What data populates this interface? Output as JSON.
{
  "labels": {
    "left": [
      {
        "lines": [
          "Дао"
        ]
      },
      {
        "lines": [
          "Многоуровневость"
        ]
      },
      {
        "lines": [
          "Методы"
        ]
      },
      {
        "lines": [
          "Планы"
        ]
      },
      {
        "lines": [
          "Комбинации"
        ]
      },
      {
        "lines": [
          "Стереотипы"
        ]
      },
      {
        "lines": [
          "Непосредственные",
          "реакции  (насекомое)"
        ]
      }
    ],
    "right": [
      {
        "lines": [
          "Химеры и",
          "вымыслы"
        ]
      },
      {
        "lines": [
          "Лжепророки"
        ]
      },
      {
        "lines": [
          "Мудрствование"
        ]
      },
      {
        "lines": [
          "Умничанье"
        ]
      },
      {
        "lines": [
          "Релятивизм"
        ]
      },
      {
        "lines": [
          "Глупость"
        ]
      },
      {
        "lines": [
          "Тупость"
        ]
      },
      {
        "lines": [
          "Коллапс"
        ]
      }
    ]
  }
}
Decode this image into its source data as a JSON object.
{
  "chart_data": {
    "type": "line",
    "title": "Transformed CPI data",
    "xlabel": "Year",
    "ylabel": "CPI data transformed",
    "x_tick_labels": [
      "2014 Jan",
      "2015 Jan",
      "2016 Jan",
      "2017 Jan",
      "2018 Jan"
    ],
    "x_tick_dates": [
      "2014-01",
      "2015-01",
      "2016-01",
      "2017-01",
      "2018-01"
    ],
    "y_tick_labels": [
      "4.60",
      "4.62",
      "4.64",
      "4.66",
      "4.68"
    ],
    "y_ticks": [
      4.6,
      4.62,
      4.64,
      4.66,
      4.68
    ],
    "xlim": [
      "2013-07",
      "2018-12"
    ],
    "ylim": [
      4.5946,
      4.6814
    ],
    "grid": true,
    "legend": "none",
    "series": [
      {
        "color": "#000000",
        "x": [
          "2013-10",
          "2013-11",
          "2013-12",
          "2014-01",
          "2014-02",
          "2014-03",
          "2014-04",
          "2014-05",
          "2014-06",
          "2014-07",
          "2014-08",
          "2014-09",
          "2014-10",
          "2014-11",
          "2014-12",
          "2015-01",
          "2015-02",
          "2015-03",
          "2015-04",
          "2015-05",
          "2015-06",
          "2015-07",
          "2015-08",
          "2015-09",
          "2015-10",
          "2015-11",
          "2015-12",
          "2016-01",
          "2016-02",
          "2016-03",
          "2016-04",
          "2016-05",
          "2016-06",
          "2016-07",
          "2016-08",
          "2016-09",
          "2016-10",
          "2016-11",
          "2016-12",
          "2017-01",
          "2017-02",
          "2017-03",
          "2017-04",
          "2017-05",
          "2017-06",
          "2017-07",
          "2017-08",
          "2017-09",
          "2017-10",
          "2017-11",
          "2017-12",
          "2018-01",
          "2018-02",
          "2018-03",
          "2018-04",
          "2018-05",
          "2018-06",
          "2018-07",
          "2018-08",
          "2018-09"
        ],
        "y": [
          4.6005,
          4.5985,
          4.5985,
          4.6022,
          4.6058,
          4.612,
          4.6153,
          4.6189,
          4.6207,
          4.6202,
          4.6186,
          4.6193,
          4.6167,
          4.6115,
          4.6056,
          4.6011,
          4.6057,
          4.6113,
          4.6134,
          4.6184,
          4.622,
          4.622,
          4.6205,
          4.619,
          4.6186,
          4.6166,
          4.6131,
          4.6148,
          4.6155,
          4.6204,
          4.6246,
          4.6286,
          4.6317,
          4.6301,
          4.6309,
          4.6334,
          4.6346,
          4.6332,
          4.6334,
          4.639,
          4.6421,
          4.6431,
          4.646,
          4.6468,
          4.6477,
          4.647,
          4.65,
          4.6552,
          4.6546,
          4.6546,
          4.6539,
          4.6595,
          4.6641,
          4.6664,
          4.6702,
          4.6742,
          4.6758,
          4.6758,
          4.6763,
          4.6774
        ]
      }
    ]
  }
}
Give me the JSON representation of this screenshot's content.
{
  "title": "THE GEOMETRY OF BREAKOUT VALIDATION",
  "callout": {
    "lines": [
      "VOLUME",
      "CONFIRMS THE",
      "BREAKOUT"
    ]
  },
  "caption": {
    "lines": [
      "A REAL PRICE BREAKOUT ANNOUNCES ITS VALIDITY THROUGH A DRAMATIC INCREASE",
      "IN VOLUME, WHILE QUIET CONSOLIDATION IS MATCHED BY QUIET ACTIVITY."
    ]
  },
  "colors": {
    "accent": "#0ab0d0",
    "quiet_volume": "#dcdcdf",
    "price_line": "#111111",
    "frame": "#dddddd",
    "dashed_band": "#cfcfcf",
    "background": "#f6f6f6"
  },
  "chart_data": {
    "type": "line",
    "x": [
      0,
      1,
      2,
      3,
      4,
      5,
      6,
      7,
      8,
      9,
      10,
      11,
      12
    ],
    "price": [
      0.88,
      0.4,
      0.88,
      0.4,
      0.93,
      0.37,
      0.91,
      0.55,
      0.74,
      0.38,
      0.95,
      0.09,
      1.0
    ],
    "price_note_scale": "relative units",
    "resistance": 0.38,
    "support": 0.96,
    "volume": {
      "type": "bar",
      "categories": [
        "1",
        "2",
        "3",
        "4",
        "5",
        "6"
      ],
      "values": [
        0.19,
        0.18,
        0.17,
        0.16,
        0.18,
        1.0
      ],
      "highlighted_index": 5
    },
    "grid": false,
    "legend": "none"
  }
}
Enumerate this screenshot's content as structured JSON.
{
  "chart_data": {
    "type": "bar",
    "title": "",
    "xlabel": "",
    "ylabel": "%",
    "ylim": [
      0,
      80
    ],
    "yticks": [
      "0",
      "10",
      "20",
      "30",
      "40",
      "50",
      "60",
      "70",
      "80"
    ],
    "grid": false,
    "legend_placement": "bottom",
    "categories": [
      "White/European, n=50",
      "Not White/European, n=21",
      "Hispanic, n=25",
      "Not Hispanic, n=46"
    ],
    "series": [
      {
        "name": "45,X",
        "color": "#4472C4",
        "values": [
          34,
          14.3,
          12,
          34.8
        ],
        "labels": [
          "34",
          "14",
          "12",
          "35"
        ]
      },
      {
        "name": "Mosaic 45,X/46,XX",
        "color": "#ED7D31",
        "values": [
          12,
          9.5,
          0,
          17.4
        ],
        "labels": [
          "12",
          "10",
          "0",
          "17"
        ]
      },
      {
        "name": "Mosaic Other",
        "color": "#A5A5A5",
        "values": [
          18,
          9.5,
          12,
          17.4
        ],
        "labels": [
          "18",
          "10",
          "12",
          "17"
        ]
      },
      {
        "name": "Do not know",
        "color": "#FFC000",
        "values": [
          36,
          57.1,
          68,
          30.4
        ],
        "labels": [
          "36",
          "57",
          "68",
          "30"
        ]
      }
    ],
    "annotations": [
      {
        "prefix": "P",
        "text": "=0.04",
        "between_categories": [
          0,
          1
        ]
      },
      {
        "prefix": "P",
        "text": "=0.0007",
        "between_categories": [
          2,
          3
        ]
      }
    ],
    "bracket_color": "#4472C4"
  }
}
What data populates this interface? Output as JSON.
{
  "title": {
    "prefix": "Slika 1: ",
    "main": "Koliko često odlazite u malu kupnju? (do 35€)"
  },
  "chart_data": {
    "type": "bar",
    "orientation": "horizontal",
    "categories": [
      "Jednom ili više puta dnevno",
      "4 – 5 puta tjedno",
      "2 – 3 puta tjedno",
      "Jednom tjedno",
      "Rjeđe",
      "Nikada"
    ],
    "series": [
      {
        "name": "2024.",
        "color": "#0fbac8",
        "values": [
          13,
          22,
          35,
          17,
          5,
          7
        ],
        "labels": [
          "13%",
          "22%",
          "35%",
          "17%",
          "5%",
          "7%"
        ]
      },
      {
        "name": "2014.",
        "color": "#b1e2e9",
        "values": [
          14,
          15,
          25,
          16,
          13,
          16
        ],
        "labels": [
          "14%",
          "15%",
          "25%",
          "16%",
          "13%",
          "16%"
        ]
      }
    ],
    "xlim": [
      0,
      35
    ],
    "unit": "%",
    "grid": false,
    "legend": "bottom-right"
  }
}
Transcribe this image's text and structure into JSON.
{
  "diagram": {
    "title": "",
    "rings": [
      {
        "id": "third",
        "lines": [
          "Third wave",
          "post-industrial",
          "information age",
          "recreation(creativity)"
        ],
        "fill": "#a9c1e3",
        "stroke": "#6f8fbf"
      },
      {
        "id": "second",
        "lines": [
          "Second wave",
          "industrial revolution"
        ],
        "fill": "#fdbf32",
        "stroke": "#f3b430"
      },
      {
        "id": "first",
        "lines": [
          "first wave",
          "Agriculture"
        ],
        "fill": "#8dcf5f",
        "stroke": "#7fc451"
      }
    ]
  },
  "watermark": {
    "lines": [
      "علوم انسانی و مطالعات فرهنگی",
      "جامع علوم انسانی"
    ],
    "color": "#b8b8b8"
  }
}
_ _ _ _
Find the line containing "Transcribe this image's" in the material above. Print it and every line after it through the end, exactly and only those.

Transcribe this image's text and structure into JSON.
{
  "diagram": {
    "title": "",
    "rings": [
      {
        "id": "third",
        "lines": [
          "Third wave",
          "post-industrial",
          "information age",
          "recreation(creativity)"
        ],
        "fill": "#a9c1e3",
        "stroke": "#6f8fbf"
      },
      {
        "id": "second",
        "lines": [
          "Second wave",
          "industrial revolution"
        ],
        "fill": "#fdbf32",
        "stroke": "#f3b430"
      },
      {
        "id": "first",
        "lines": [
          "first wave",
          "Agriculture"
        ],
        "fill": "#8dcf5f",
        "stroke": "#7fc451"
      }
    ]
  },
  "watermark": {
    "lines": [
      "علوم انسانی و مطالعات فرهنگی",
      "جامع علوم انسانی"
    ],
    "color": "#b8b8b8"
  }
}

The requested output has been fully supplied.